Activity = Note each line of the entries that includes "Birds". Then copy those lines.
———
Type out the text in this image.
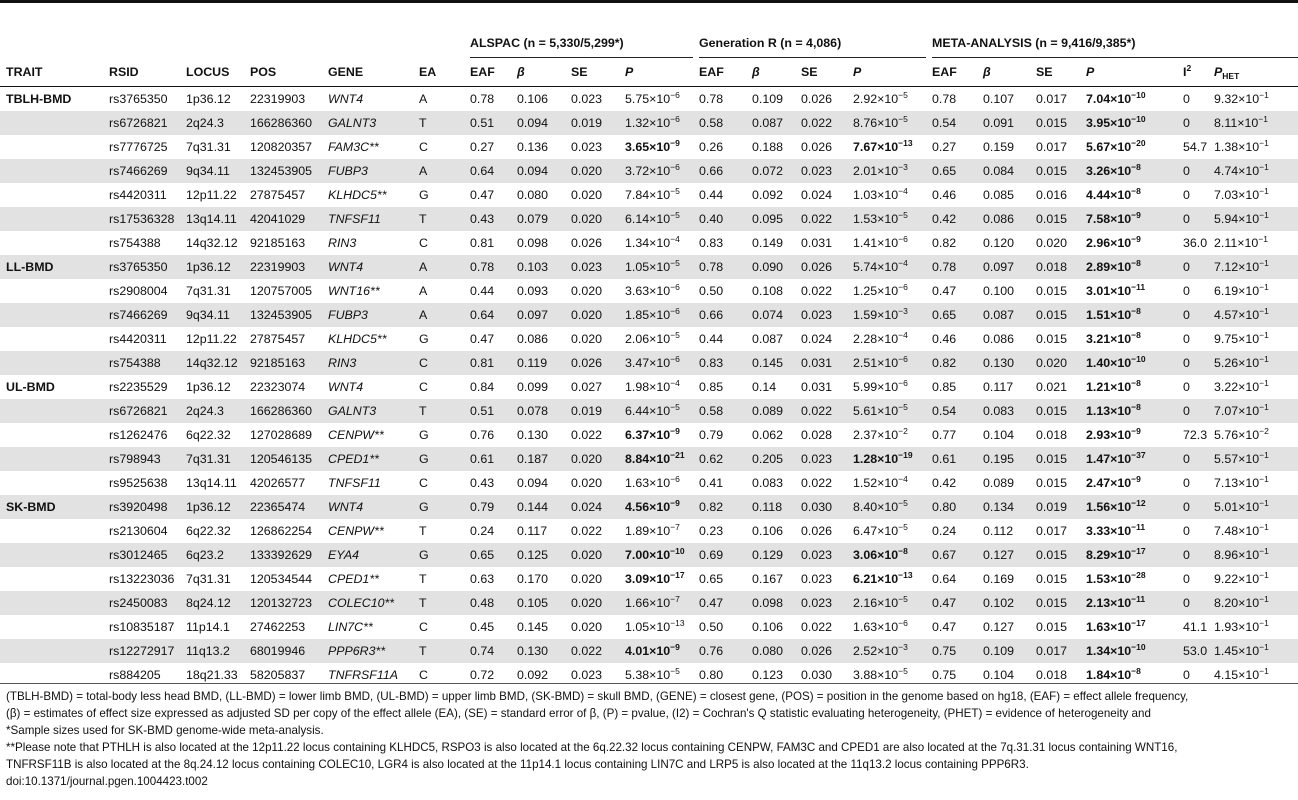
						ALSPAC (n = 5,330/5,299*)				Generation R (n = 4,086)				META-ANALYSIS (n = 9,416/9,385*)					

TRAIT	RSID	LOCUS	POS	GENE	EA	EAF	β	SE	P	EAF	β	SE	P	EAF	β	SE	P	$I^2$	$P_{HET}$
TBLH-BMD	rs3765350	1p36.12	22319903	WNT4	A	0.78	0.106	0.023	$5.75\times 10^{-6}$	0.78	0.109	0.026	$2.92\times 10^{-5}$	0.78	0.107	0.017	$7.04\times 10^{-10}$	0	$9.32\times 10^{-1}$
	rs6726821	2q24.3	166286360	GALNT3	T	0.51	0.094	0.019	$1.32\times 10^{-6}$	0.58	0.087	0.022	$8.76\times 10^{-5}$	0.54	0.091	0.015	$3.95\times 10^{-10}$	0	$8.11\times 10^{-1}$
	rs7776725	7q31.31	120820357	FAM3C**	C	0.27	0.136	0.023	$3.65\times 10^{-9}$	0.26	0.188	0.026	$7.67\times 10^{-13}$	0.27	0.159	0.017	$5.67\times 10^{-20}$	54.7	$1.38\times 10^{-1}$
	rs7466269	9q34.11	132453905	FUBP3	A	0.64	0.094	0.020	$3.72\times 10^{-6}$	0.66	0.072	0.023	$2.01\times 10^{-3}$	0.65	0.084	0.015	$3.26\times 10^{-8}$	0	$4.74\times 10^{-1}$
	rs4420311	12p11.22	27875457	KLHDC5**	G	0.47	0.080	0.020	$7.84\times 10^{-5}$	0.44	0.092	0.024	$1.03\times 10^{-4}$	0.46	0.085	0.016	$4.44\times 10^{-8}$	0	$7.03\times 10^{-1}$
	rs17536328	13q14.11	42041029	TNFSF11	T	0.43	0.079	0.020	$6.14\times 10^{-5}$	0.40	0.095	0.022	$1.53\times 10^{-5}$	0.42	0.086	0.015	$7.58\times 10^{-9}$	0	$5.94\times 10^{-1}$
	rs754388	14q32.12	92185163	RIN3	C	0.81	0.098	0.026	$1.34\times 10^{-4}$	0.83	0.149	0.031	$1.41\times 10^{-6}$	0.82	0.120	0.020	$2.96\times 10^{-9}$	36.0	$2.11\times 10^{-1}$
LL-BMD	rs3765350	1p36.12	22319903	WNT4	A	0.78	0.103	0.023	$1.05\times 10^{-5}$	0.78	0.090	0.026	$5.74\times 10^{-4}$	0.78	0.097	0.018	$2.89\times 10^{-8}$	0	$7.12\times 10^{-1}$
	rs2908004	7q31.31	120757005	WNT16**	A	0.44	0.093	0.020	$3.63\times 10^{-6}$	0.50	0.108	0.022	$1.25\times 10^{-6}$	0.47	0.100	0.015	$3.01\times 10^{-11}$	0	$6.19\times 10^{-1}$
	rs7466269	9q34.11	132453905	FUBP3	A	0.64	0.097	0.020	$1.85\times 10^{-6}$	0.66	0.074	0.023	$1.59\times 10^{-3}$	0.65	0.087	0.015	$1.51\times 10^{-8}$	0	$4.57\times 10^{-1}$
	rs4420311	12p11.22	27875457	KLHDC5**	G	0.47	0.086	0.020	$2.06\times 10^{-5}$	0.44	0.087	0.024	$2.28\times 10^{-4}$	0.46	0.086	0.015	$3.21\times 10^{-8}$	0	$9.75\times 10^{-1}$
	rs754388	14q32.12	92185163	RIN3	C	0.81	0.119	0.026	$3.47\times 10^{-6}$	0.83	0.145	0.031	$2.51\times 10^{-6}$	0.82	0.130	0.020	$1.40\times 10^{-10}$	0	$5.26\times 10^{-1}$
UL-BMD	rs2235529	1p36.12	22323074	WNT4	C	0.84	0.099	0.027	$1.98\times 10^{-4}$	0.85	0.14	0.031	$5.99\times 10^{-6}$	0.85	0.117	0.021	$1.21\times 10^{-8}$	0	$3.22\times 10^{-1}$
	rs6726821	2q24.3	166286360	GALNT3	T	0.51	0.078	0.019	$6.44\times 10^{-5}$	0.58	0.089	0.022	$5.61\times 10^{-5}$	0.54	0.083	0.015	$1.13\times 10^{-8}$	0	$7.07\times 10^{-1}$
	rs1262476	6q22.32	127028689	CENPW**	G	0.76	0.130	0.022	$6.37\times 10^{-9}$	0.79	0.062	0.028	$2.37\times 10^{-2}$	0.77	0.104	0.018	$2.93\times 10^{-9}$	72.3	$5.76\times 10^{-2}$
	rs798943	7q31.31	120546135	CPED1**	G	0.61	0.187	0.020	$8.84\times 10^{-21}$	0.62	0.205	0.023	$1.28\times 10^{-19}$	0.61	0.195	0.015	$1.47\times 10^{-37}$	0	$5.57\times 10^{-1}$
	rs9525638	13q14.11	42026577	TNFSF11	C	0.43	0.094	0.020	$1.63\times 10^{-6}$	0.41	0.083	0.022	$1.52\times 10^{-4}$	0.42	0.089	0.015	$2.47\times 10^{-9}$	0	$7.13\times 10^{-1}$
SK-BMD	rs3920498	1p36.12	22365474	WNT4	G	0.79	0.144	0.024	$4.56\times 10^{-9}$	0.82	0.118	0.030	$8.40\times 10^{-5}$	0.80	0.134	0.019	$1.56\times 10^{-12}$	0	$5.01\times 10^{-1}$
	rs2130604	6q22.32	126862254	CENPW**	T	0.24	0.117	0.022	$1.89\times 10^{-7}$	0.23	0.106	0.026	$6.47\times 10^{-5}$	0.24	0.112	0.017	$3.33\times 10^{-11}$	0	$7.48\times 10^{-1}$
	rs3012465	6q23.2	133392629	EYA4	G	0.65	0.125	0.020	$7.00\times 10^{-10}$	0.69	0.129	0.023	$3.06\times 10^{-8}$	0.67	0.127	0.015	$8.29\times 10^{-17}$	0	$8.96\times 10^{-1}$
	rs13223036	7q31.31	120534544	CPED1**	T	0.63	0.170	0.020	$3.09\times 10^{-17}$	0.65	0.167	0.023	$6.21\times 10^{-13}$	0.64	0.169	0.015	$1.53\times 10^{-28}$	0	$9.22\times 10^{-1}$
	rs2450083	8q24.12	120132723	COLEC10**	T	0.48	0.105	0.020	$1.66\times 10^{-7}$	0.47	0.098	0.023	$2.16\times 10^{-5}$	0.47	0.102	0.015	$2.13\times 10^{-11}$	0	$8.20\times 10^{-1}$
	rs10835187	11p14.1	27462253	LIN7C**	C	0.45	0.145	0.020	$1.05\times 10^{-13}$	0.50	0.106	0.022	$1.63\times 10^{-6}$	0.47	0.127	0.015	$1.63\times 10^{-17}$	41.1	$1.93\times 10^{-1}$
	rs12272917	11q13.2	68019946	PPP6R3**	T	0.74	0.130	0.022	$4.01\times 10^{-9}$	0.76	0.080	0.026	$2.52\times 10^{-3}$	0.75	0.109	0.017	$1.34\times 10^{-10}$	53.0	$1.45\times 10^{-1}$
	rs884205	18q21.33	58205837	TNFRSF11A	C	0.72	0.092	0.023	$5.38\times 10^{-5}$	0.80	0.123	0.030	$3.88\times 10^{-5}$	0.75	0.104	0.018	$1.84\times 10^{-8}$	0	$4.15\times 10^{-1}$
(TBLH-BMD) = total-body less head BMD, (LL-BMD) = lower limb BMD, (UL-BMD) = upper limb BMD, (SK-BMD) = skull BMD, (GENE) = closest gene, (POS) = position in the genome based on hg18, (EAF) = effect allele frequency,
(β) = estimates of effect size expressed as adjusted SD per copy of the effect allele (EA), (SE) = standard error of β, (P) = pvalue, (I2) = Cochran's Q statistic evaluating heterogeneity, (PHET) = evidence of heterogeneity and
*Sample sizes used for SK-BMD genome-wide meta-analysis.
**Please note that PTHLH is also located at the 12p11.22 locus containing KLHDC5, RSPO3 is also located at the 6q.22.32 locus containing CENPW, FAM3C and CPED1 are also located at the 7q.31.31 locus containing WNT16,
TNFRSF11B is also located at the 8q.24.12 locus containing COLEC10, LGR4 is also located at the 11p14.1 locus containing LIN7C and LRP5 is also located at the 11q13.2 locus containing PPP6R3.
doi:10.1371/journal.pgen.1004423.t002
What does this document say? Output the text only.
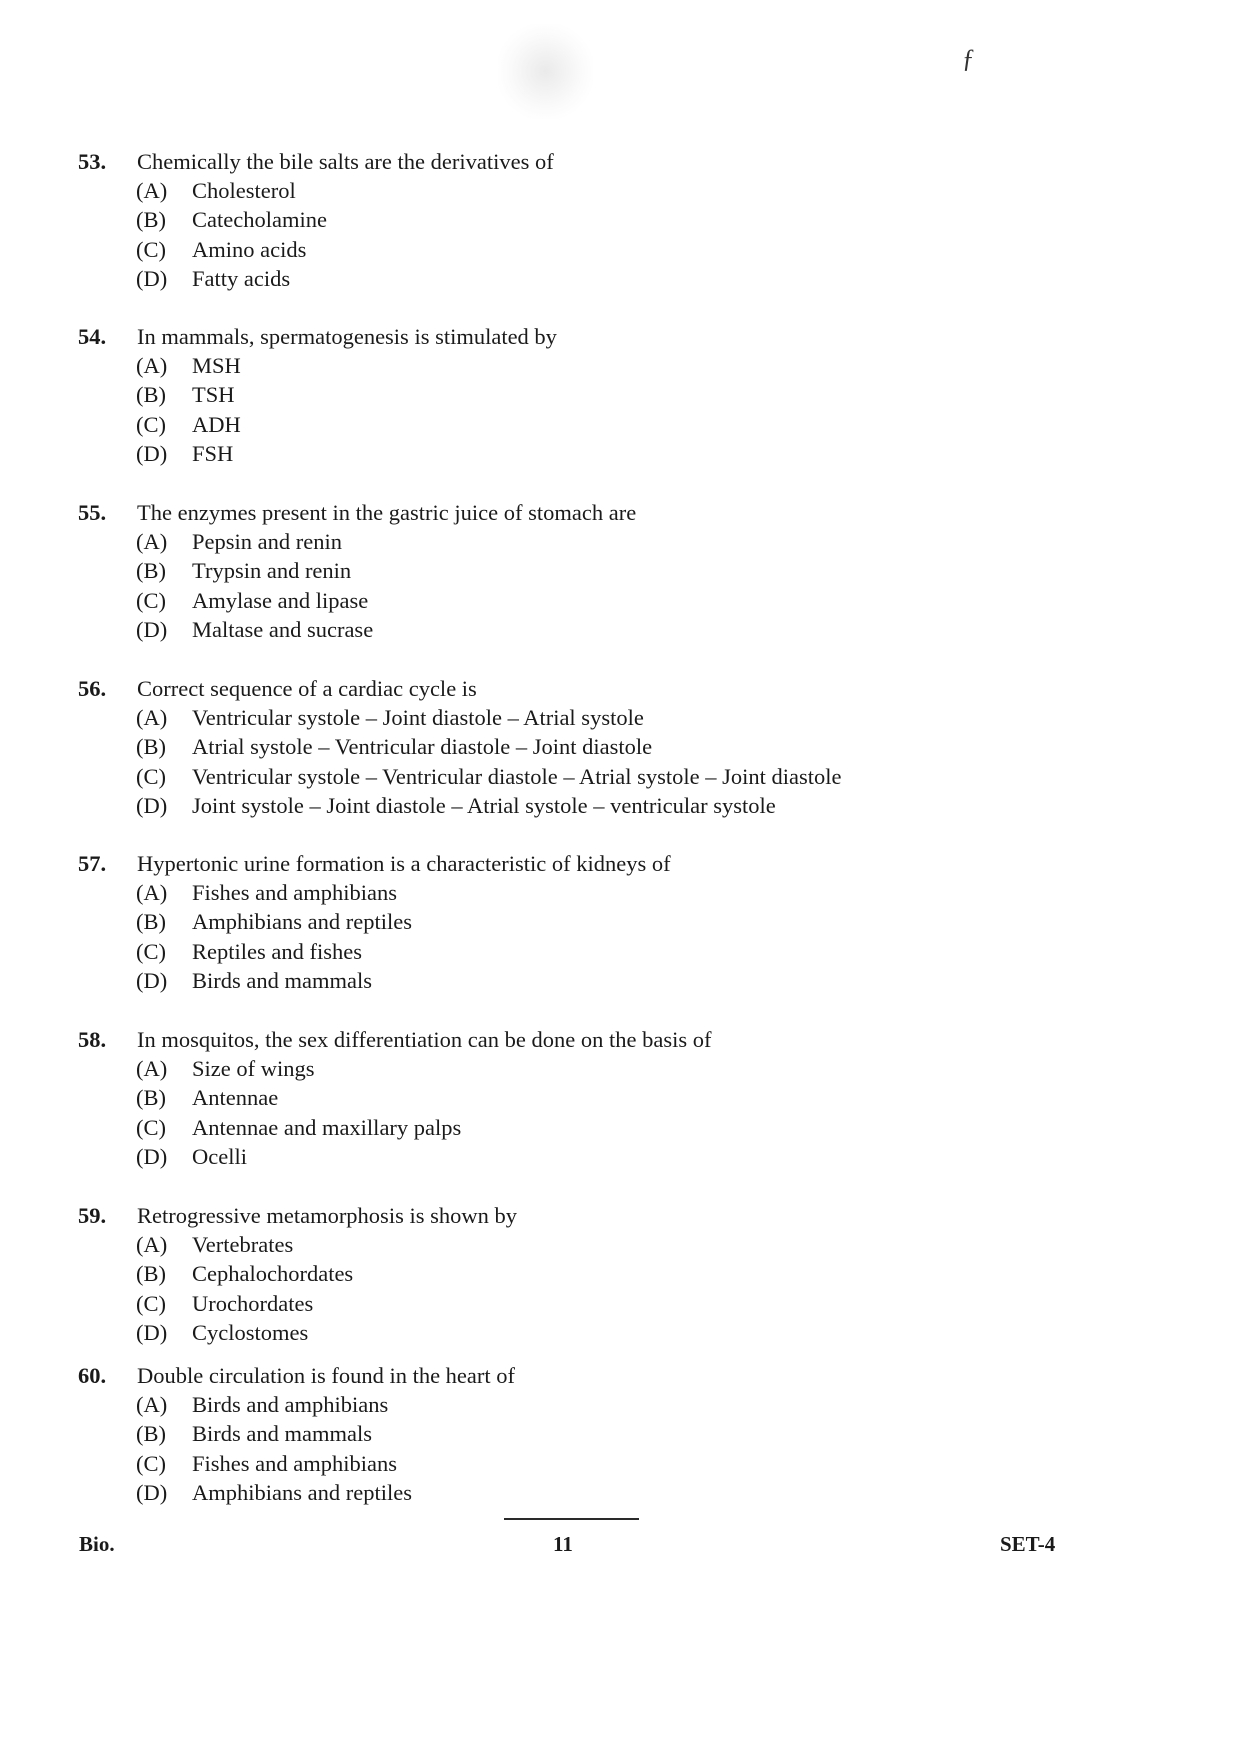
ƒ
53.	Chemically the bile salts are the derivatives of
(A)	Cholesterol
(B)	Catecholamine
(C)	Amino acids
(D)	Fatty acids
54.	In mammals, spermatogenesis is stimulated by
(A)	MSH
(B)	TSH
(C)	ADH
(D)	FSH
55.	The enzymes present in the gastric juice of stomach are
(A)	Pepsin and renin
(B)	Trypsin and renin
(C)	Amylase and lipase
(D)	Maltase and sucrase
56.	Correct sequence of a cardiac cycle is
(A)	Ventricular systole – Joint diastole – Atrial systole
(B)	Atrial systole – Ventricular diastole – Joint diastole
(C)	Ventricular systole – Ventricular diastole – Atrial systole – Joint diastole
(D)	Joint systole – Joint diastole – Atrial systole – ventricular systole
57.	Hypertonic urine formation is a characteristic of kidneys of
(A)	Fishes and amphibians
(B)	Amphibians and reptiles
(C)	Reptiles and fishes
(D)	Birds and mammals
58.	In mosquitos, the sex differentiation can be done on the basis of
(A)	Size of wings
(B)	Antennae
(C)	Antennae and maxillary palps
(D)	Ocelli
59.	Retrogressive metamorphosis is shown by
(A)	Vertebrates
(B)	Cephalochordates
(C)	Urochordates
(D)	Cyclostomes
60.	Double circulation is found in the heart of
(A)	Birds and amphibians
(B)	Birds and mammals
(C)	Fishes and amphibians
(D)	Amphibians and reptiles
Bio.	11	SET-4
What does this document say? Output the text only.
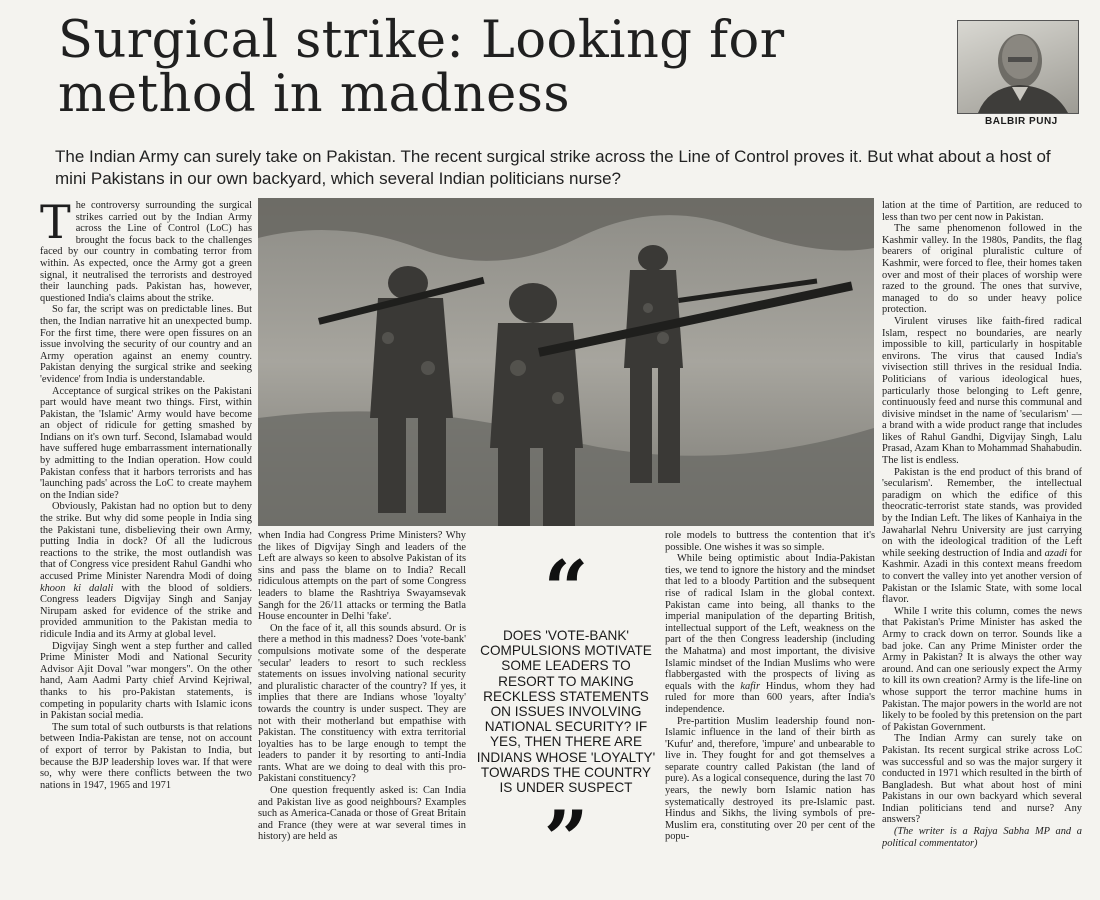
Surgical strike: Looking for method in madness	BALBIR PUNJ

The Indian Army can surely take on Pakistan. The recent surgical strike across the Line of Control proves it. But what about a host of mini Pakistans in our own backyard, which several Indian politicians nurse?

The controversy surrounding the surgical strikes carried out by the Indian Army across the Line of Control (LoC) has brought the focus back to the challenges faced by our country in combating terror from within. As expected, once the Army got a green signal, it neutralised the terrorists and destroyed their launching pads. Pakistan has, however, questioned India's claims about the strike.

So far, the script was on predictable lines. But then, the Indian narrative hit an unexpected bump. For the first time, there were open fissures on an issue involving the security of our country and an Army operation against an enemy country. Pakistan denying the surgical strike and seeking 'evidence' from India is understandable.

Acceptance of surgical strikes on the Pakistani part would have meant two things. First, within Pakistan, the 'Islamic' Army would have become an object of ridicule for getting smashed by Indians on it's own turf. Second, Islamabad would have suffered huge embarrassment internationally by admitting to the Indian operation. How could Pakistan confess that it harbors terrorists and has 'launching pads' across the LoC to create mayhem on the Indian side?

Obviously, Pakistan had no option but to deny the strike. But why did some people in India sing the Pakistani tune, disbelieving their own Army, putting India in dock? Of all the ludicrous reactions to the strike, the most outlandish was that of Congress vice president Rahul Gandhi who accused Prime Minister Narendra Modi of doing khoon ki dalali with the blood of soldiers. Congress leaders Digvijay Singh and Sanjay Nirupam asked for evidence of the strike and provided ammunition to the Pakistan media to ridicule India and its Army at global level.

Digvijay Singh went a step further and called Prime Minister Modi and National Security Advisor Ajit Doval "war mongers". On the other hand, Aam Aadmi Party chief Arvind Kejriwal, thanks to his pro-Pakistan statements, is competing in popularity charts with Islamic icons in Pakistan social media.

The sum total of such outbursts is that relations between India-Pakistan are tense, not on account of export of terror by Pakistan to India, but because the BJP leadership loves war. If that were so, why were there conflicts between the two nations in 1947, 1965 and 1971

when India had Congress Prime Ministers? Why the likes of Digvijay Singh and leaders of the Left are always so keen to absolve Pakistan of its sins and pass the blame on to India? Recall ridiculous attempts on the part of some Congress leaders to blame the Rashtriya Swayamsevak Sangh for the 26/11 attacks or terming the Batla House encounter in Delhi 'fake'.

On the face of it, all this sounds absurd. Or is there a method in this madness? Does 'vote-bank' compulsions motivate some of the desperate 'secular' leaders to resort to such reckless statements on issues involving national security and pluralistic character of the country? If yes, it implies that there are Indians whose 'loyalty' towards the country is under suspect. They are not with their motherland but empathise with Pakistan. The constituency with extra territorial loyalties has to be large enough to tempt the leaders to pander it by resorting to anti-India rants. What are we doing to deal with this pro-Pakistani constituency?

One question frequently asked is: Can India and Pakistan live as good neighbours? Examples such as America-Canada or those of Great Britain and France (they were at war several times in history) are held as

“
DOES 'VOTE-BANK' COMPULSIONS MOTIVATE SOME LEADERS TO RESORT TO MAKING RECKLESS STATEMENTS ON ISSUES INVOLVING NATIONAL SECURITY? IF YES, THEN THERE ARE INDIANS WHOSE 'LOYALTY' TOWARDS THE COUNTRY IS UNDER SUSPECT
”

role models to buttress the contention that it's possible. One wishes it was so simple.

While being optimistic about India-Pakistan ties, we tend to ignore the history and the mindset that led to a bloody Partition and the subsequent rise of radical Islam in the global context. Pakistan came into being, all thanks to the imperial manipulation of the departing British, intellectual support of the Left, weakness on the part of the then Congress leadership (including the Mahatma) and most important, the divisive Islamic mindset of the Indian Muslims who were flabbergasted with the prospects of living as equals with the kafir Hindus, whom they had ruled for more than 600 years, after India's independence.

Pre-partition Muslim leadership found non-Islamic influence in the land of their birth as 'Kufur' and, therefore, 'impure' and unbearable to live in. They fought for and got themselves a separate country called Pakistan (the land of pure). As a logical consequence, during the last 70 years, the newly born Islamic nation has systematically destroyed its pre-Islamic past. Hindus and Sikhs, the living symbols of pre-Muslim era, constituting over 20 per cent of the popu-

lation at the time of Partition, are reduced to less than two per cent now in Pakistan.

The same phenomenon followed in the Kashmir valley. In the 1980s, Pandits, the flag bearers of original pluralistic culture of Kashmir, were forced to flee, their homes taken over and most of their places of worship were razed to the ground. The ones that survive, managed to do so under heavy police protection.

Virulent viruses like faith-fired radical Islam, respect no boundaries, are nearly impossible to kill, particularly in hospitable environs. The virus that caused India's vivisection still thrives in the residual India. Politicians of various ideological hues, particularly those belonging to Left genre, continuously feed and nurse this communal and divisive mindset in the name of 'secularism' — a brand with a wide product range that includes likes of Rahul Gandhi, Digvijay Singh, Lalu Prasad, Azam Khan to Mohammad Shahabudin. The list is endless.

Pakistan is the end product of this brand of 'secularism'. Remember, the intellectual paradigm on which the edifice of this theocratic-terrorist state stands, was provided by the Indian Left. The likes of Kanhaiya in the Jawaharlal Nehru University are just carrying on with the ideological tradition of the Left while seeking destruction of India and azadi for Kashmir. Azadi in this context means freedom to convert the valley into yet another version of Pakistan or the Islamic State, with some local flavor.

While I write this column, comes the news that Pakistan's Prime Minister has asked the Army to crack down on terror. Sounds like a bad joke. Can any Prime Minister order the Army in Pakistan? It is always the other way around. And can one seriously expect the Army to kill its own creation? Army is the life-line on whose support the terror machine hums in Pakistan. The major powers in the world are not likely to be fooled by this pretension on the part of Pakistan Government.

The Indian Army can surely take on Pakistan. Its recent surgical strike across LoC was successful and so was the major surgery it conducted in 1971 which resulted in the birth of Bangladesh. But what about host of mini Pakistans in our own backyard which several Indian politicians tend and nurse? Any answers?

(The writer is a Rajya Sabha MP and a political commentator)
———
Written solution =
(D)	Birds and mammals
(A)	Birds and amphibians
(B)	Birds and mammals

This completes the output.